Data extracted from a collection
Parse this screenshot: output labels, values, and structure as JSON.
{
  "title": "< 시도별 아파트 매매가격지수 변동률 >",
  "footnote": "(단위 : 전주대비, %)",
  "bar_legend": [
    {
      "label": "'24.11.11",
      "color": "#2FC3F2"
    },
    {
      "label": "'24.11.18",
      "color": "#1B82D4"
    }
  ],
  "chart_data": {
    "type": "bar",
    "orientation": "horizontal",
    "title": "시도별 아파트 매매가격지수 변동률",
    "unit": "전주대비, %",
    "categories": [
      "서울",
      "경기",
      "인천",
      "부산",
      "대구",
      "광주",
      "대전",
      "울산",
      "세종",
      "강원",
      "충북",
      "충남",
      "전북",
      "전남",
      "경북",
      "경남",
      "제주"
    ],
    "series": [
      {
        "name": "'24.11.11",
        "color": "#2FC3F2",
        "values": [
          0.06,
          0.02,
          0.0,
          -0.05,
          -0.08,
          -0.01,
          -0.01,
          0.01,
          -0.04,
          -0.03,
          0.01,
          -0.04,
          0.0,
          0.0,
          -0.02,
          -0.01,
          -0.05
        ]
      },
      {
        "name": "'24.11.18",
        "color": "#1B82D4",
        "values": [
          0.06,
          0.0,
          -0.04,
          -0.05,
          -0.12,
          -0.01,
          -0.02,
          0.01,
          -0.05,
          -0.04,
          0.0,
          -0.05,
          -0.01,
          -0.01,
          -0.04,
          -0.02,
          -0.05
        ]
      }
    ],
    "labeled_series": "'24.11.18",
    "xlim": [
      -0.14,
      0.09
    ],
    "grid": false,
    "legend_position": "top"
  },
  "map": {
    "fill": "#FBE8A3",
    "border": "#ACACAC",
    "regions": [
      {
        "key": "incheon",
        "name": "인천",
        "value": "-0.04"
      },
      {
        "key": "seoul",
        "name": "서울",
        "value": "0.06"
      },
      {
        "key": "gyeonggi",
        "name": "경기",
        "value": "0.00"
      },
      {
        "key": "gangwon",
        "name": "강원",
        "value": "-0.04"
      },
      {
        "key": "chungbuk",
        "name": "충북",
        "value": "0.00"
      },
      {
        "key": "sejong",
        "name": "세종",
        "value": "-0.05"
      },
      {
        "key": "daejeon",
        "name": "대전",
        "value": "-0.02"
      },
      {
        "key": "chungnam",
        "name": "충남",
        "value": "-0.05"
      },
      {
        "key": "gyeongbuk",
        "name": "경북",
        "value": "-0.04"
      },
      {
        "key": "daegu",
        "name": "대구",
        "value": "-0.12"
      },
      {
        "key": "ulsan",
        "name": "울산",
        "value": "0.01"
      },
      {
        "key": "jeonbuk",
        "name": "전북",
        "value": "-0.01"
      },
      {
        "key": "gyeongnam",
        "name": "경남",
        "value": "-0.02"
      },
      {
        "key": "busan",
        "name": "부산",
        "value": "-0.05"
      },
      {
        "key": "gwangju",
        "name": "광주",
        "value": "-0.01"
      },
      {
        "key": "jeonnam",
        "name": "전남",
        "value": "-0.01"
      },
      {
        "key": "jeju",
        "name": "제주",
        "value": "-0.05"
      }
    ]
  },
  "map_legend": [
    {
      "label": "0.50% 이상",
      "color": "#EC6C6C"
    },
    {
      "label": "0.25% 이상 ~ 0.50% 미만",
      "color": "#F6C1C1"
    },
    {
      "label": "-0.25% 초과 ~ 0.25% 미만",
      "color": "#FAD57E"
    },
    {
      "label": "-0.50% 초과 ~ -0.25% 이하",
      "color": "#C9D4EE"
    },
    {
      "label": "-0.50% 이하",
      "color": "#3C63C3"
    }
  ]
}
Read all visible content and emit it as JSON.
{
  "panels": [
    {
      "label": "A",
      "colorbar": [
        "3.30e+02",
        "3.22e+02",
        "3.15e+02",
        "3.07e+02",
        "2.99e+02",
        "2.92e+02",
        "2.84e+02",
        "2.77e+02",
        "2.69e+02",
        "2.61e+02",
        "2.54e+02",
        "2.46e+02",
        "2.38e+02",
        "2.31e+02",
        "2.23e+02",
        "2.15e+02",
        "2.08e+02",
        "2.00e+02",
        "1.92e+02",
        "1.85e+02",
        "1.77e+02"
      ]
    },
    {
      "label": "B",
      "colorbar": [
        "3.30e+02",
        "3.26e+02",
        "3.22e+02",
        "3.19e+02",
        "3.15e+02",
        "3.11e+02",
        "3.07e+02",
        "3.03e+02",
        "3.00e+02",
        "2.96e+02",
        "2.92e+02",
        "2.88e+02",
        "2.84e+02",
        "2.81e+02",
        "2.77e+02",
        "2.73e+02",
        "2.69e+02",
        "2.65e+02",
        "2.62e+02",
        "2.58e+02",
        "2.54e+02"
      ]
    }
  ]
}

Your instructions
Report all lines of the material that contain the word "매매가격지수".

Solution to this problem
  "title": "< 시도별 아파트 매매가격지수 변동률 >",
    "title": "시도별 아파트 매매가격지수 변동률",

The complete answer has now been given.